Each line that follows is to be retyped exactly.

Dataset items
* * * * *
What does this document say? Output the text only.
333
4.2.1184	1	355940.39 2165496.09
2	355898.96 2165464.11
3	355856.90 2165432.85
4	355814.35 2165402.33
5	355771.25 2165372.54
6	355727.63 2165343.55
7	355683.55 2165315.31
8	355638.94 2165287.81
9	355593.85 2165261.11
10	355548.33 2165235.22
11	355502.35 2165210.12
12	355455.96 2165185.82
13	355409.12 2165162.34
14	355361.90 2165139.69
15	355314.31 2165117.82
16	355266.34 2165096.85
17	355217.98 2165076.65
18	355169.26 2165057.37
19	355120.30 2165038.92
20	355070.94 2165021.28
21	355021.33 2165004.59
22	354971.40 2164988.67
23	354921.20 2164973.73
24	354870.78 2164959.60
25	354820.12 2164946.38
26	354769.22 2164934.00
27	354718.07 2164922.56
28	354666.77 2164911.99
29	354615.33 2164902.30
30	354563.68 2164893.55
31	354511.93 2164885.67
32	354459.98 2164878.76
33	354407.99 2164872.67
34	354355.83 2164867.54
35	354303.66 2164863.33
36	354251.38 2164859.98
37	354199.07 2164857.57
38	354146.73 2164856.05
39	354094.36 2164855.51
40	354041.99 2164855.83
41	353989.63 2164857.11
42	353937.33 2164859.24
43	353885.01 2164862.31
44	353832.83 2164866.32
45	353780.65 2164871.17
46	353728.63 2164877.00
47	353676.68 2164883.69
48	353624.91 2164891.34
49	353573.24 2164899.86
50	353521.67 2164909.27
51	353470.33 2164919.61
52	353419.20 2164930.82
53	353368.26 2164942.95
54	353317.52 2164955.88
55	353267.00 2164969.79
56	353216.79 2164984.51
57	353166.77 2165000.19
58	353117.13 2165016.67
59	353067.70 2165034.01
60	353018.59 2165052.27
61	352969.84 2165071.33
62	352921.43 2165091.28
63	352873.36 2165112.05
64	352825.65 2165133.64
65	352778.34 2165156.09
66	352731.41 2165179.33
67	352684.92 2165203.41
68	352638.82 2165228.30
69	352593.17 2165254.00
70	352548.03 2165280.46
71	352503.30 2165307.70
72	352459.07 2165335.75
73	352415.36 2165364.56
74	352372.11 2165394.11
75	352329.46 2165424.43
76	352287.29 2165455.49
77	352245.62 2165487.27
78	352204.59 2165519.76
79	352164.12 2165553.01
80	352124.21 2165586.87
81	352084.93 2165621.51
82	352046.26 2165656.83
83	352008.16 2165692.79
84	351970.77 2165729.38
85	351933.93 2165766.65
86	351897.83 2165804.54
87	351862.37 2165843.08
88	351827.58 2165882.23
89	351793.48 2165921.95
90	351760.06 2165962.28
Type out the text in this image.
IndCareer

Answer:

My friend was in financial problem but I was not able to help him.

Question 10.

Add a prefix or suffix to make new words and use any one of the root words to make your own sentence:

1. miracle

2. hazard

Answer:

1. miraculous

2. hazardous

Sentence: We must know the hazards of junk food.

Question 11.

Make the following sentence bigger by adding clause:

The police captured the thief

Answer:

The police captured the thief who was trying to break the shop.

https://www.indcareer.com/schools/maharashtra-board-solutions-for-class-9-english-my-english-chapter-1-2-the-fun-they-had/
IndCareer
* * * * *
**Completed task:**
What does this document say? Output the text only.
333
4.2.1184	1	355940.39 2165496.09
2	355898.96 2165464.11
3	355856.90 2165432.85
4	355814.35 2165402.33
5	355771.25 2165372.54
6	355727.63 2165343.55
7	355683.55 2165315.31
8	355638.94 2165287.81
9	355593.85 2165261.11
10	355548.33 2165235.22
11	355502.35 2165210.12
12	355455.96 2165185.82
13	355409.12 2165162.34
14	355361.90 2165139.69
15	355314.31 2165117.82
16	355266.34 2165096.85
17	355217.98 2165076.65
18	355169.26 2165057.37
19	355120.30 2165038.92
20	355070.94 2165021.28
21	355021.33 2165004.59
22	354971.40 2164988.67
23	354921.20 2164973.73
24	354870.78 2164959.60
25	354820.12 2164946.38
26	354769.22 2164934.00
27	354718.07 2164922.56
28	354666.77 2164911.99
29	354615.33 2164902.30
30	354563.68 2164893.55
31	354511.93 2164885.67
32	354459.98 2164878.76
33	354407.99 2164872.67
34	354355.83 2164867.54
35	354303.66 2164863.33
36	354251.38 2164859.98
37	354199.07 2164857.57
38	354146.73 2164856.05
39	354094.36 2164855.51
40	354041.99 2164855.83
41	353989.63 2164857.11
42	353937.33 2164859.24
43	353885.01 2164862.31
44	353832.83 2164866.32
45	353780.65 2164871.17
46	353728.63 2164877.00
47	353676.68 2164883.69
48	353624.91 2164891.34
49	353573.24 2164899.86
50	353521.67 2164909.27
51	353470.33 2164919.61
52	353419.20 2164930.82
53	353368.26 2164942.95
54	353317.52 2164955.88
55	353267.00 2164969.79
56	353216.79 2164984.51
57	353166.77 2165000.19
58	353117.13 2165016.67
59	353067.70 2165034.01
60	353018.59 2165052.27
61	352969.84 2165071.33
62	352921.43 2165091.28
63	352873.36 2165112.05
64	352825.65 2165133.64
65	352778.34 2165156.09
66	352731.41 2165179.33
67	352684.92 2165203.41
68	352638.82 2165228.30
69	352593.17 2165254.00
70	352548.03 2165280.46
71	352503.30 2165307.70
72	352459.07 2165335.75
73	352415.36 2165364.56
74	352372.11 2165394.11
75	352329.46 2165424.43
76	352287.29 2165455.49
77	352245.62 2165487.27
78	352204.59 2165519.76
79	352164.12 2165553.01
80	352124.21 2165586.87
81	352084.93 2165621.51
82	352046.26 2165656.83
83	352008.16 2165692.79
84	351970.77 2165729.38
85	351933.93 2165766.65
86	351897.83 2165804.54
87	351862.37 2165843.08
88	351827.58 2165882.23
89	351793.48 2165921.95
90	351760.06 2165962.28
Type out the text in this image.
IndCareer

Answer:

My friend was in financial problem but I was not able to help him.

Question 10.

Add a prefix or suffix to make new words and use any one of the root words to make your own sentence:

1. miracle

2. hazard

Answer:

1. miraculous

2. hazardous

Sentence: We must know the hazards of junk food.

Question 11.

Make the following sentence bigger by adding clause:

The police captured the thief

Answer:

The police captured the thief who was trying to break the shop.

https://www.indcareer.com/schools/maharashtra-board-solutions-for-class-9-english-my-english-chapter-1-2-the-fun-they-had/
IndCareer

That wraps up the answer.